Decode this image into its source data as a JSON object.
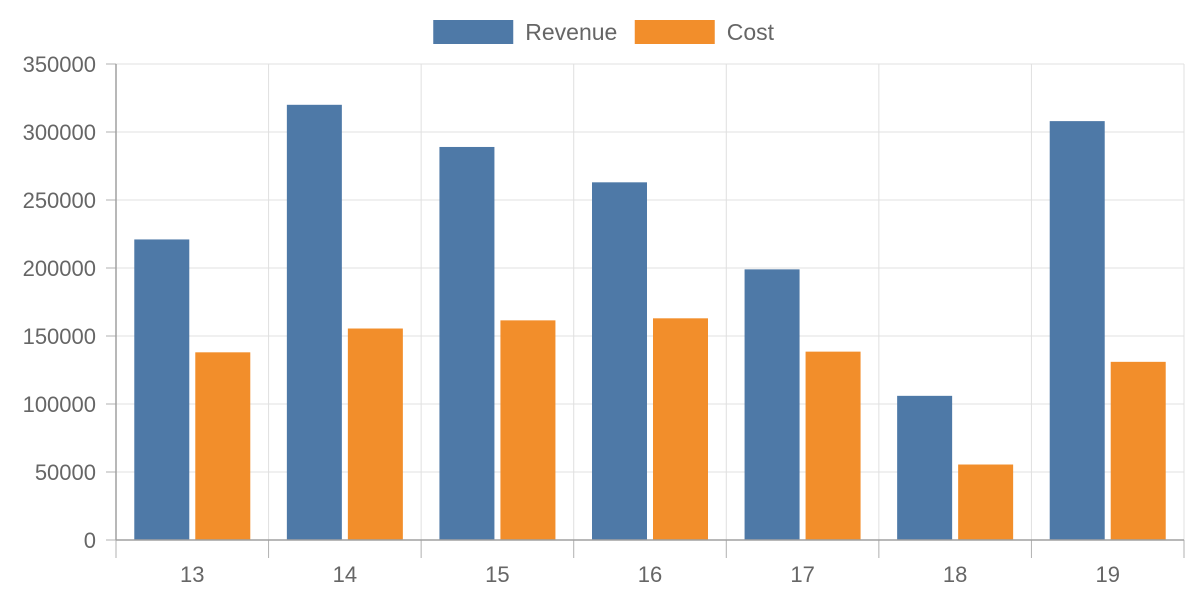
{
  "chart_data": {
    "type": "bar",
    "categories": [
      "13",
      "14",
      "15",
      "16",
      "17",
      "18",
      "19"
    ],
    "series": [
      {
        "name": "Revenue",
        "color": "#4e79a7",
        "values": [
          221000,
          320000,
          289000,
          263000,
          199000,
          106000,
          308000
        ]
      },
      {
        "name": "Cost",
        "color": "#f28e2b",
        "values": [
          138000,
          155500,
          161500,
          163000,
          138500,
          55500,
          131000
        ]
      }
    ],
    "ylim": [
      0,
      350000
    ],
    "yticks": [
      0,
      50000,
      100000,
      150000,
      200000,
      250000,
      300000,
      350000
    ],
    "grid": true,
    "legend_position": "top-center",
    "xlabel": "",
    "ylabel": ""
  }
}
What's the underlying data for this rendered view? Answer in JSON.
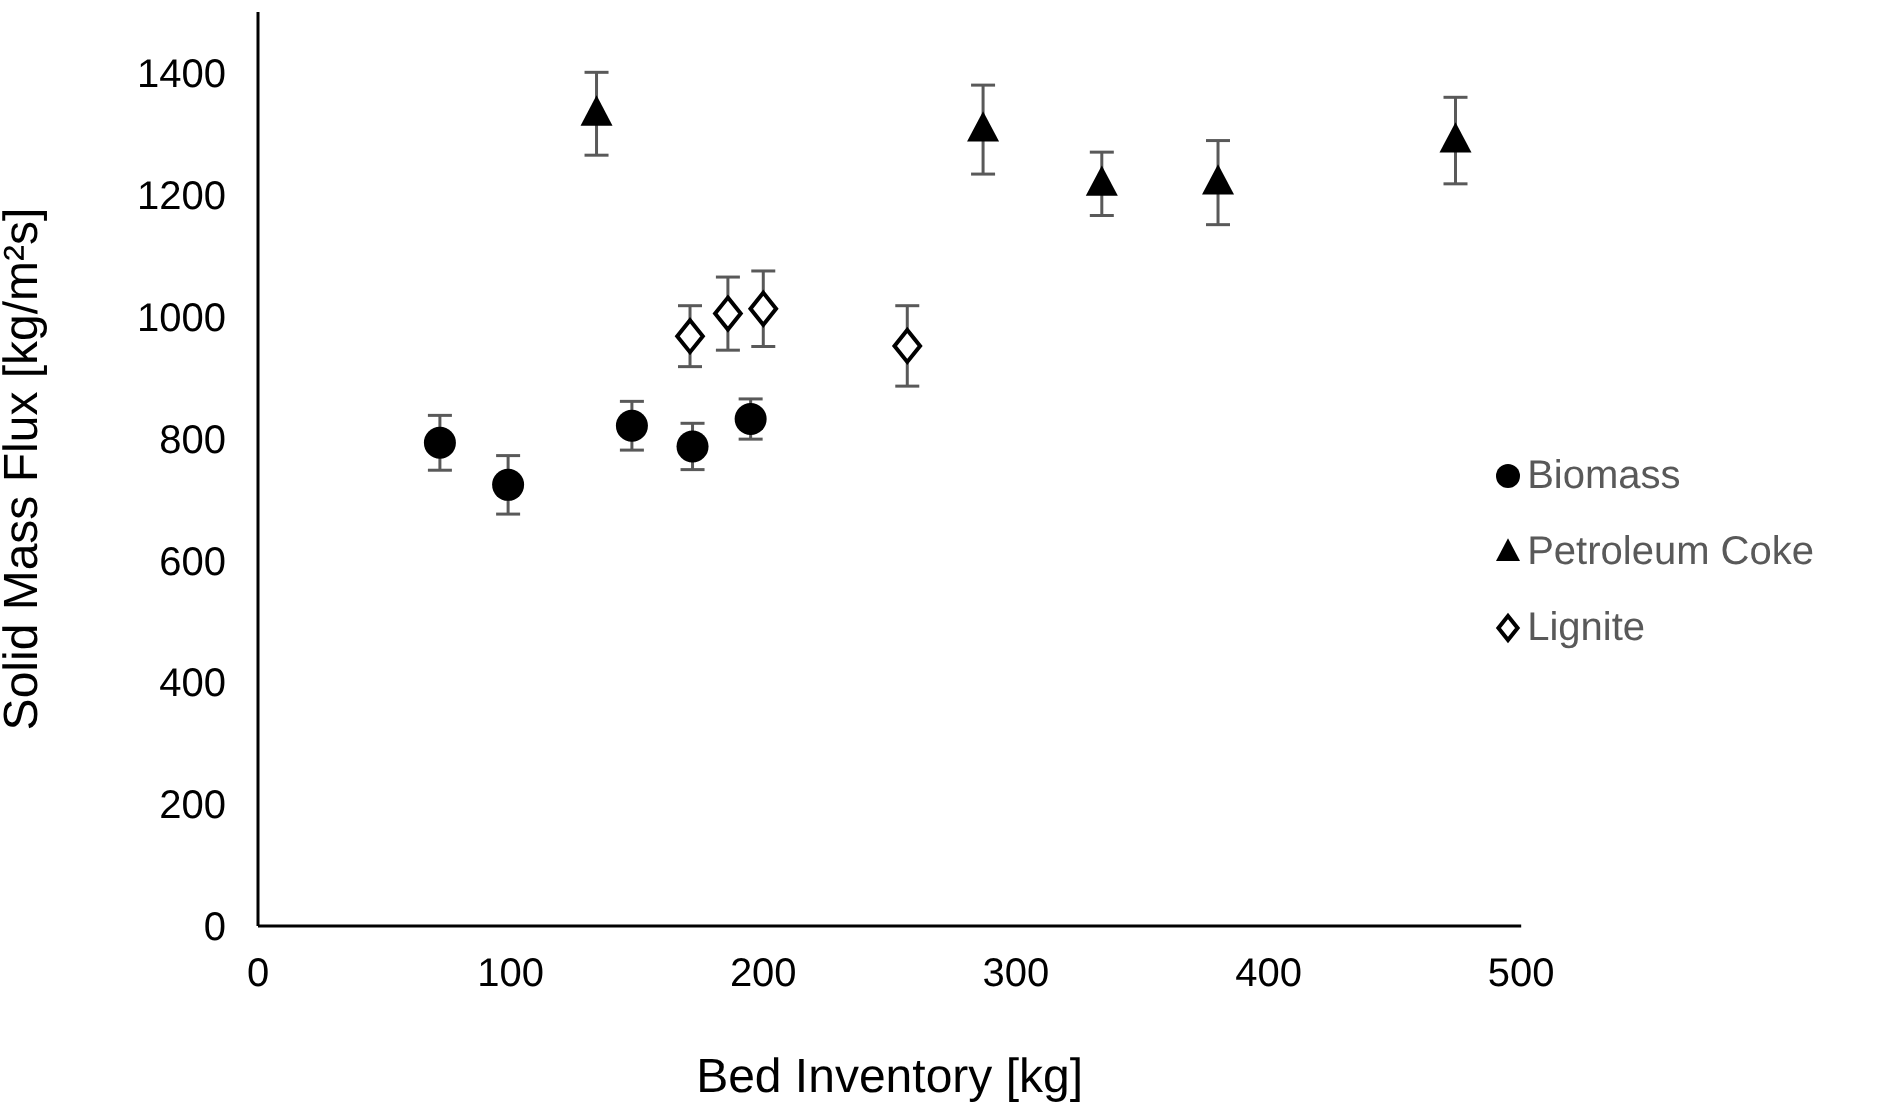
{
  "chart_data": {
    "type": "scatter",
    "xlabel": "Bed Inventory [kg]",
    "ylabel": "Solid Mass Flux [kg/m²s]",
    "xlim": [
      0,
      500
    ],
    "xticks": [
      0,
      100,
      200,
      300,
      400,
      500
    ],
    "ylim": [
      0,
      1500
    ],
    "yticks": [
      0,
      200,
      400,
      600,
      800,
      1000,
      1200,
      1400
    ],
    "grid": false,
    "legend": "right",
    "series": [
      {
        "name": "Biomass",
        "color": "#000000",
        "marker": "circle",
        "x": [
          72,
          99,
          148,
          172,
          195
        ],
        "values": [
          793,
          724,
          821,
          787,
          832
        ],
        "errors": [
          45,
          48,
          40,
          38,
          33
        ]
      },
      {
        "name": "Petroleum Coke",
        "color": "#000000",
        "marker": "triangle",
        "x": [
          134,
          287,
          334,
          380,
          474
        ],
        "values": [
          1333,
          1307,
          1218,
          1220,
          1289
        ],
        "errors": [
          68,
          73,
          52,
          69,
          71
        ]
      },
      {
        "name": "Lignite",
        "color": "#000000",
        "marker": "diamond",
        "x": [
          171,
          186,
          200,
          257
        ],
        "values": [
          968,
          1005,
          1013,
          952
        ],
        "errors": [
          50,
          60,
          62,
          66
        ]
      }
    ]
  }
}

━━━━

• **EXERCISE DETAILS**
Reproduce the whole listing word for word, setting aside any pictures.

• **SOLUTION TO THIS PROBLEM**
Decode this image into its source data as a JSON object.
{
  "chart_data": {
    "type": "bar",
    "categories": [
      "13",
      "14",
      "15",
      "16",
      "17",
      "18",
      "19"
    ],
    "series": [
      {
        "name": "Revenue",
        "color": "#4e79a7",
        "values": [
          221000,
          320000,
          289000,
          263000,
          199000,
          106000,
          308000
        ]
      },
      {
        "name": "Cost",
        "color": "#f28e2b",
        "values": [
          138000,
          155500,
          161500,
          163000,
          138500,
          55500,
          131000
        ]
      }
    ],
    "ylim": [
      0,
      350000
    ],
    "yticks": [
      0,
      50000,
      100000,
      150000,
      200000,
      250000,
      300000,
      350000
    ],
    "grid": true,
    "legend_position": "top-center",
    "xlabel": "",
    "ylabel": ""
  }
}
What's the underlying data for this rendered view? Answer in JSON.
{
  "chart_data": {
    "type": "scatter",
    "xlabel": "Bed Inventory [kg]",
    "ylabel": "Solid Mass Flux [kg/m²s]",
    "xlim": [
      0,
      500
    ],
    "xticks": [
      0,
      100,
      200,
      300,
      400,
      500
    ],
    "ylim": [
      0,
      1500
    ],
    "yticks": [
      0,
      200,
      400,
      600,
      800,
      1000,
      1200,
      1400
    ],
    "grid": false,
    "legend": "right",
    "series": [
      {
        "name": "Biomass",
        "color": "#000000",
        "marker": "circle",
        "x": [
          72,
          99,
          148,
          172,
          195
        ],
        "values": [
          793,
          724,
          821,
          787,
          832
        ],
        "errors": [
          45,
          48,
          40,
          38,
          33
        ]
      },
      {
        "name": "Petroleum Coke",
        "color": "#000000",
        "marker": "triangle",
        "x": [
          134,
          287,
          334,
          380,
          474
        ],
        "values": [
          1333,
          1307,
          1218,
          1220,
          1289
        ],
        "errors": [
          68,
          73,
          52,
          69,
          71
        ]
      },
      {
        "name": "Lignite",
        "color": "#000000",
        "marker": "diamond",
        "x": [
          171,
          186,
          200,
          257
        ],
        "values": [
          968,
          1005,
          1013,
          952
        ],
        "errors": [
          50,
          60,
          62,
          66
        ]
      }
    ]
  }
}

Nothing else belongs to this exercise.